_TASK BRIEF_:
Using the entries below, show all lines with the string "level".

_PROVIDED ENTRIES_:
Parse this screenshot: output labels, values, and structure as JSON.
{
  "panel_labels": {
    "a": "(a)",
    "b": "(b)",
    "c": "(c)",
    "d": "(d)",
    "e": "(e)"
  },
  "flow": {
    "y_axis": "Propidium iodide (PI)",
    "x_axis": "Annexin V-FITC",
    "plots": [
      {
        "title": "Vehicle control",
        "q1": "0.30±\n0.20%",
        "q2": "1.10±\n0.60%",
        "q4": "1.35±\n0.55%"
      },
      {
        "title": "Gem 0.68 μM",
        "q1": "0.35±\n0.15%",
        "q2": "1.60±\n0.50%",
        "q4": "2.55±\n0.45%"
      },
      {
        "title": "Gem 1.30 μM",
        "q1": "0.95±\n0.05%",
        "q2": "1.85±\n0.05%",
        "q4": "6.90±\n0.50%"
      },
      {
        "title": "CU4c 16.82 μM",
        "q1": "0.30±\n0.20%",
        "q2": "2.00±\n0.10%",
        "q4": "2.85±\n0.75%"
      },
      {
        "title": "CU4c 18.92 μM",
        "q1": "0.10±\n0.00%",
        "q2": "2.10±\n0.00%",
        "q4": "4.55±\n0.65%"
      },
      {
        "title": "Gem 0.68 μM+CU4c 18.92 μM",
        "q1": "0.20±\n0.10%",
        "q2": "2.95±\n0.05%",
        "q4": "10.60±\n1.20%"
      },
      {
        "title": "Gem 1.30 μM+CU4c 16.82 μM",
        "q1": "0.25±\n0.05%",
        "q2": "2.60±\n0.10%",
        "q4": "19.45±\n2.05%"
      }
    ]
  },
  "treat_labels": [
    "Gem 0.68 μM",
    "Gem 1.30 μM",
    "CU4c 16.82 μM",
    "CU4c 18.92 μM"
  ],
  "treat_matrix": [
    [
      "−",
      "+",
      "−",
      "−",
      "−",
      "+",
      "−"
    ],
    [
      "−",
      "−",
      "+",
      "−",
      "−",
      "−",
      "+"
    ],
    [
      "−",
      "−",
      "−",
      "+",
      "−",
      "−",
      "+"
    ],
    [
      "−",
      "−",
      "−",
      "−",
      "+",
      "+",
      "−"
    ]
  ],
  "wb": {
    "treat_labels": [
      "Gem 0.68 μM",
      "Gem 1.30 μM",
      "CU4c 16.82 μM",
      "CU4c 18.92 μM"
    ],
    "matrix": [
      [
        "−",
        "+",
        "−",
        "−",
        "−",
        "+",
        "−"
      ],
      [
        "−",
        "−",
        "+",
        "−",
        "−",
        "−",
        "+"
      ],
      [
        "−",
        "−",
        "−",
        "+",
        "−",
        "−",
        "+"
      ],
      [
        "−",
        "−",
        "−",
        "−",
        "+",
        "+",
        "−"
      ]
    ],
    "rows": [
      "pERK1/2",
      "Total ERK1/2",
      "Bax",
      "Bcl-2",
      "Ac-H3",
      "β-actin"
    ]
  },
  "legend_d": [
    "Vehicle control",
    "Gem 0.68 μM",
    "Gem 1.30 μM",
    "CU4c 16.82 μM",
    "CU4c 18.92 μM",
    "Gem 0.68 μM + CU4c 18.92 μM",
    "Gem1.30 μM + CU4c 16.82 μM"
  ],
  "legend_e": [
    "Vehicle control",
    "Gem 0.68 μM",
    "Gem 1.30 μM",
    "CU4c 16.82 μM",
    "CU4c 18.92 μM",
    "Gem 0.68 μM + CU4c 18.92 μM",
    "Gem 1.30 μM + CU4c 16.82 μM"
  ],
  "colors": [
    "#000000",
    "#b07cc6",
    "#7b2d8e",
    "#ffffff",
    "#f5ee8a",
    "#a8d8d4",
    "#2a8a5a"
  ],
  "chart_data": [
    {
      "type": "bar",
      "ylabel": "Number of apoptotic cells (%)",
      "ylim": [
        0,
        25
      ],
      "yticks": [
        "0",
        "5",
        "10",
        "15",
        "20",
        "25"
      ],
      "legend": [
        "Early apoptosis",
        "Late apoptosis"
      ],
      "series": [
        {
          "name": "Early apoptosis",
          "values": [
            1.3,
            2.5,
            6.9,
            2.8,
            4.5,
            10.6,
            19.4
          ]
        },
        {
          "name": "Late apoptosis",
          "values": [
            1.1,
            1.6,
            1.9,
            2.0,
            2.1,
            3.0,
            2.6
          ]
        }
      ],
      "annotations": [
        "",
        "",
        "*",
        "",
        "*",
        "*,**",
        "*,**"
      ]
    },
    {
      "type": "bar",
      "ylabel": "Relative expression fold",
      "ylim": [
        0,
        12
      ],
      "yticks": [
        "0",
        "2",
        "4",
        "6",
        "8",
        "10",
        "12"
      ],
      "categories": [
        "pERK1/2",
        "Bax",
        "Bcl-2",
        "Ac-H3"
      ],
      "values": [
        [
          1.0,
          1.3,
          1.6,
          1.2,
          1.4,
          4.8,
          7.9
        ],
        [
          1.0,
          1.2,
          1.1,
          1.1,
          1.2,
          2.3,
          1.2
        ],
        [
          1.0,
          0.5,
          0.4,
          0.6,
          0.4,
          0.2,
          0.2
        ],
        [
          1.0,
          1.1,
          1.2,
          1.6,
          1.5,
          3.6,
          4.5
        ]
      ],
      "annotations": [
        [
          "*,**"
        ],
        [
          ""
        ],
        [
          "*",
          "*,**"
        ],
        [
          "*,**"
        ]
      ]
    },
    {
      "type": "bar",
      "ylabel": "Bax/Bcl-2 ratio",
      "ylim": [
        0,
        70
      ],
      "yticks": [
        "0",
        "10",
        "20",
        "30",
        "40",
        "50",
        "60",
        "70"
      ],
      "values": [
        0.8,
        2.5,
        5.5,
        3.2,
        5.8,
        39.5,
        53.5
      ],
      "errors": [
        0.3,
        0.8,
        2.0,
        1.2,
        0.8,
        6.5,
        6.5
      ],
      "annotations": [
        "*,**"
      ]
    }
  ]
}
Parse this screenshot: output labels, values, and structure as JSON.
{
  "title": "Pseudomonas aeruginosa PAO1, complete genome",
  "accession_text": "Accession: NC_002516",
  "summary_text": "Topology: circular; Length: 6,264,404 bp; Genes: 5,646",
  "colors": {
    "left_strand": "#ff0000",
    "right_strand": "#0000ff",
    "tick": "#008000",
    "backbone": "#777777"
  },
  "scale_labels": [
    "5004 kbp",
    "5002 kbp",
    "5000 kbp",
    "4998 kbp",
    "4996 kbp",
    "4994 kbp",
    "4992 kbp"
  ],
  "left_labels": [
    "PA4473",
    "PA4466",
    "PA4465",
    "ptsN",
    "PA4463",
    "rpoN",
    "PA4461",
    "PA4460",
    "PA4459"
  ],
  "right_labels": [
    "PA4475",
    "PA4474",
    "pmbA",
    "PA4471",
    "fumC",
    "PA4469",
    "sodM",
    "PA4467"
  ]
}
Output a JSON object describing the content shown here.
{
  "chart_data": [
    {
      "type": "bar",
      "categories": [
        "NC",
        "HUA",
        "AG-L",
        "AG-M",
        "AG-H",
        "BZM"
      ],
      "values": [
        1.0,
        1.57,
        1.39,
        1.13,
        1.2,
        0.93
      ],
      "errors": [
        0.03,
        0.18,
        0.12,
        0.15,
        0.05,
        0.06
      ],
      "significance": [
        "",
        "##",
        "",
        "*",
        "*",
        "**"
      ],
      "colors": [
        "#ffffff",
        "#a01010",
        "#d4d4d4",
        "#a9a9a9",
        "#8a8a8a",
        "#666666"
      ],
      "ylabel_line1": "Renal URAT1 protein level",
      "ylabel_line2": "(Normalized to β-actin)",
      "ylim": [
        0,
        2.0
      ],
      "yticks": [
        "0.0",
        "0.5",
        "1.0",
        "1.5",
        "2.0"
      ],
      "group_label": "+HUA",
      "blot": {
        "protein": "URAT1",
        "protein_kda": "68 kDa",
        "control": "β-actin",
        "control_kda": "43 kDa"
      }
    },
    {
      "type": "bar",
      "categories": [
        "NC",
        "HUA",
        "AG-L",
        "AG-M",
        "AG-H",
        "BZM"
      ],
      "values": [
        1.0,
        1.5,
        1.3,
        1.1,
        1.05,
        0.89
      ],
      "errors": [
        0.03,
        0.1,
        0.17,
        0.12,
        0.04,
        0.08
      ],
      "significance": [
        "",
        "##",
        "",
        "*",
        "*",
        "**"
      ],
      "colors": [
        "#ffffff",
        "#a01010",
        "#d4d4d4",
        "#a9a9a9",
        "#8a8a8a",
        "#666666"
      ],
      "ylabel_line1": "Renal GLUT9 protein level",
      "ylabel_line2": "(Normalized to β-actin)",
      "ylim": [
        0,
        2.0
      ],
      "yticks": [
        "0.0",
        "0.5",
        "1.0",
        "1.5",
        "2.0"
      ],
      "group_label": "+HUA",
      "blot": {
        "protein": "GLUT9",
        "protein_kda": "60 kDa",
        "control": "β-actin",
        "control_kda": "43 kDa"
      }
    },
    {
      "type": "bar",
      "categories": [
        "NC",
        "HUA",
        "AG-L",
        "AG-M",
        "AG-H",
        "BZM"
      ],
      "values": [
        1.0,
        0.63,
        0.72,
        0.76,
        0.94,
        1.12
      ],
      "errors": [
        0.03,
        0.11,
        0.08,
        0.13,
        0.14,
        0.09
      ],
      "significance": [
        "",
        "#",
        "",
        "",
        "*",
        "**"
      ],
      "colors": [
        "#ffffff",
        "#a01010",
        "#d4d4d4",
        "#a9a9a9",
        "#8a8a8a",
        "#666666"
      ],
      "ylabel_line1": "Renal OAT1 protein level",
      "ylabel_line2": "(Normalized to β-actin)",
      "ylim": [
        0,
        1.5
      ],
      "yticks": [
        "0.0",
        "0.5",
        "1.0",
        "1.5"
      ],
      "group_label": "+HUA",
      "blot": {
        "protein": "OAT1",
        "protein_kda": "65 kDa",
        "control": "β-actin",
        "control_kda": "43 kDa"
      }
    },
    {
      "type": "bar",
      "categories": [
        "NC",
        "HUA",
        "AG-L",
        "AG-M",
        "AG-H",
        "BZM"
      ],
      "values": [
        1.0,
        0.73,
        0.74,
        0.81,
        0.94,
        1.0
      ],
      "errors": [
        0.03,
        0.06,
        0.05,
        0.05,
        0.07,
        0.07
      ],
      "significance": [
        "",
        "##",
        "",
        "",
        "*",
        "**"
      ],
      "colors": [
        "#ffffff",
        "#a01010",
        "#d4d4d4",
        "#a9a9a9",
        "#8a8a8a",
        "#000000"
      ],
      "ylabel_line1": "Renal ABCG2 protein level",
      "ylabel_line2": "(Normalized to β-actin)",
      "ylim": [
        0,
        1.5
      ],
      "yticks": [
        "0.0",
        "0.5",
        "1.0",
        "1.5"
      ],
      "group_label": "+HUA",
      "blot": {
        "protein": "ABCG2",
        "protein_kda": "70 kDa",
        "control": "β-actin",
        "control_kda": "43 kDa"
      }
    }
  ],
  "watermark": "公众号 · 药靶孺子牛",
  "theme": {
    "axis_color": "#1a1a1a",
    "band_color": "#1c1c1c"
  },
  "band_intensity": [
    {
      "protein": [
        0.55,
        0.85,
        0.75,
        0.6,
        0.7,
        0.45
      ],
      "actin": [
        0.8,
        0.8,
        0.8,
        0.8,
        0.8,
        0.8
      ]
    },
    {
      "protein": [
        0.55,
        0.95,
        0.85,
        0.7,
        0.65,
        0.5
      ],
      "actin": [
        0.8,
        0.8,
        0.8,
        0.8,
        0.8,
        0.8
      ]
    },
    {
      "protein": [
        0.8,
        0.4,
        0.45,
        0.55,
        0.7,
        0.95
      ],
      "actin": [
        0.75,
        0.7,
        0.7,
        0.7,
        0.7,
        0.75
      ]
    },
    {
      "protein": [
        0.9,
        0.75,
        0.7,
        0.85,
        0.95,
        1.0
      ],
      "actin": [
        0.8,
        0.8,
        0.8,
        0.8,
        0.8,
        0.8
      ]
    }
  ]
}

_RESULT BELOW_:
      "ylabel_line1": "Renal URAT1 protein level",
      "ylabel_line1": "Renal GLUT9 protein level",
      "ylabel_line1": "Renal OAT1 protein level",
      "ylabel_line1": "Renal ABCG2 protein level",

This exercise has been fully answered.